__What is expected__.
Return each entry exactly, with none missing.
--------------------------------------------------
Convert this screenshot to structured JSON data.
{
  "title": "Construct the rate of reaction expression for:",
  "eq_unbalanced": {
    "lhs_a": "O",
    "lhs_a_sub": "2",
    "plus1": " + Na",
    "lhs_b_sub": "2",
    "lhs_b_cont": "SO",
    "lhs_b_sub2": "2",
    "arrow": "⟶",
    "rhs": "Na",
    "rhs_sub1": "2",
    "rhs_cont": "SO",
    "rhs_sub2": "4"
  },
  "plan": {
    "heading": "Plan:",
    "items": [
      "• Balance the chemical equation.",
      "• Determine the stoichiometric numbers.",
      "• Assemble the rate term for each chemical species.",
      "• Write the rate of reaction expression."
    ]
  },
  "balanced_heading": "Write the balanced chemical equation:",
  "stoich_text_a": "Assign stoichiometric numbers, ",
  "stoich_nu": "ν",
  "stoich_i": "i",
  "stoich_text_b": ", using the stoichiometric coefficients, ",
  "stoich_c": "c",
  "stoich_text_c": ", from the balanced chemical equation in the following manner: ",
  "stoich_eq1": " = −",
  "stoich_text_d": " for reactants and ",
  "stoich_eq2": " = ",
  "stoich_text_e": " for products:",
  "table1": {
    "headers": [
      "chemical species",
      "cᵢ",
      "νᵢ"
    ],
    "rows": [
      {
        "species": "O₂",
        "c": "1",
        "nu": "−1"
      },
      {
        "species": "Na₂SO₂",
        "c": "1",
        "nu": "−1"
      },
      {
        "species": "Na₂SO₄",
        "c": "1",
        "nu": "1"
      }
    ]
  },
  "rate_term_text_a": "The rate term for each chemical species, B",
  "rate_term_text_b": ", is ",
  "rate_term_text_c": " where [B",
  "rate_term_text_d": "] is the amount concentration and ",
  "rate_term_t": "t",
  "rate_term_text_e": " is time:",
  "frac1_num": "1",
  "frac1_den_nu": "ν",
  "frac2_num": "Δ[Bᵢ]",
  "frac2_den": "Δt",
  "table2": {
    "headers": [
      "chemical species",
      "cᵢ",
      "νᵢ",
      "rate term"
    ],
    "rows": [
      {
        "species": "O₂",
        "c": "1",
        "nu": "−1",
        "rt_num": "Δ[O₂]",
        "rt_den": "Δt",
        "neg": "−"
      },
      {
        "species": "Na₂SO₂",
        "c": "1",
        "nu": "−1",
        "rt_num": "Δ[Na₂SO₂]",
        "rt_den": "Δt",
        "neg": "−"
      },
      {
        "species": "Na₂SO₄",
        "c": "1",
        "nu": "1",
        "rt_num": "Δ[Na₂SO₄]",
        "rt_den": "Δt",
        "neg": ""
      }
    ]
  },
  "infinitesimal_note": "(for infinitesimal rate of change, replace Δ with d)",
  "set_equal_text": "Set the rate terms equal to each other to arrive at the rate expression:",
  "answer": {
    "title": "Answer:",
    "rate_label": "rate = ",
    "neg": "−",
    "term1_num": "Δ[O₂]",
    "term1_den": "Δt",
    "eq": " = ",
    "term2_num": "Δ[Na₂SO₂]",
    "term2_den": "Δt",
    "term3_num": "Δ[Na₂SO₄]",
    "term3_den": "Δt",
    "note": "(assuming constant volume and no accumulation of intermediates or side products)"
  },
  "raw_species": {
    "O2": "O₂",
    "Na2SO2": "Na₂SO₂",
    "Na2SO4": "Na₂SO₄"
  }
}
--------------------------------------------------
__Output for this exercise__.
Convert this screenshot to structured JSON data.
{
  "title": "Construct the rate of reaction expression for:",
  "eq_unbalanced": {
    "lhs_a": "O",
    "lhs_a_sub": "2",
    "plus1": " + Na",
    "lhs_b_sub": "2",
    "lhs_b_cont": "SO",
    "lhs_b_sub2": "2",
    "arrow": "⟶",
    "rhs": "Na",
    "rhs_sub1": "2",
    "rhs_cont": "SO",
    "rhs_sub2": "4"
  },
  "plan": {
    "heading": "Plan:",
    "items": [
      "• Balance the chemical equation.",
      "• Determine the stoichiometric numbers.",
      "• Assemble the rate term for each chemical species.",
      "• Write the rate of reaction expression."
    ]
  },
  "balanced_heading": "Write the balanced chemical equation:",
  "stoich_text_a": "Assign stoichiometric numbers, ",
  "stoich_nu": "ν",
  "stoich_i": "i",
  "stoich_text_b": ", using the stoichiometric coefficients, ",
  "stoich_c": "c",
  "stoich_text_c": ", from the balanced chemical equation in the following manner: ",
  "stoich_eq1": " = −",
  "stoich_text_d": " for reactants and ",
  "stoich_eq2": " = ",
  "stoich_text_e": " for products:",
  "table1": {
    "headers": [
      "chemical species",
      "cᵢ",
      "νᵢ"
    ],
    "rows": [
      {
        "species": "O₂",
        "c": "1",
        "nu": "−1"
      },
      {
        "species": "Na₂SO₂",
        "c": "1",
        "nu": "−1"
      },
      {
        "species": "Na₂SO₄",
        "c": "1",
        "nu": "1"
      }
    ]
  },
  "rate_term_text_a": "The rate term for each chemical species, B",
  "rate_term_text_b": ", is ",
  "rate_term_text_c": " where [B",
  "rate_term_text_d": "] is the amount concentration and ",
  "rate_term_t": "t",
  "rate_term_text_e": " is time:",
  "frac1_num": "1",
  "frac1_den_nu": "ν",
  "frac2_num": "Δ[Bᵢ]",
  "frac2_den": "Δt",
  "table2": {
    "headers": [
      "chemical species",
      "cᵢ",
      "νᵢ",
      "rate term"
    ],
    "rows": [
      {
        "species": "O₂",
        "c": "1",
        "nu": "−1",
        "rt_num": "Δ[O₂]",
        "rt_den": "Δt",
        "neg": "−"
      },
      {
        "species": "Na₂SO₂",
        "c": "1",
        "nu": "−1",
        "rt_num": "Δ[Na₂SO₂]",
        "rt_den": "Δt",
        "neg": "−"
      },
      {
        "species": "Na₂SO₄",
        "c": "1",
        "nu": "1",
        "rt_num": "Δ[Na₂SO₄]",
        "rt_den": "Δt",
        "neg": ""
      }
    ]
  },
  "infinitesimal_note": "(for infinitesimal rate of change, replace Δ with d)",
  "set_equal_text": "Set the rate terms equal to each other to arrive at the rate expression:",
  "answer": {
    "title": "Answer:",
    "rate_label": "rate = ",
    "neg": "−",
    "term1_num": "Δ[O₂]",
    "term1_den": "Δt",
    "eq": " = ",
    "term2_num": "Δ[Na₂SO₂]",
    "term2_den": "Δt",
    "term3_num": "Δ[Na₂SO₄]",
    "term3_den": "Δt",
    "note": "(assuming constant volume and no accumulation of intermediates or side products)"
  },
  "raw_species": {
    "O2": "O₂",
    "Na2SO2": "Na₂SO₂",
    "Na2SO4": "Na₂SO₄"
  }
}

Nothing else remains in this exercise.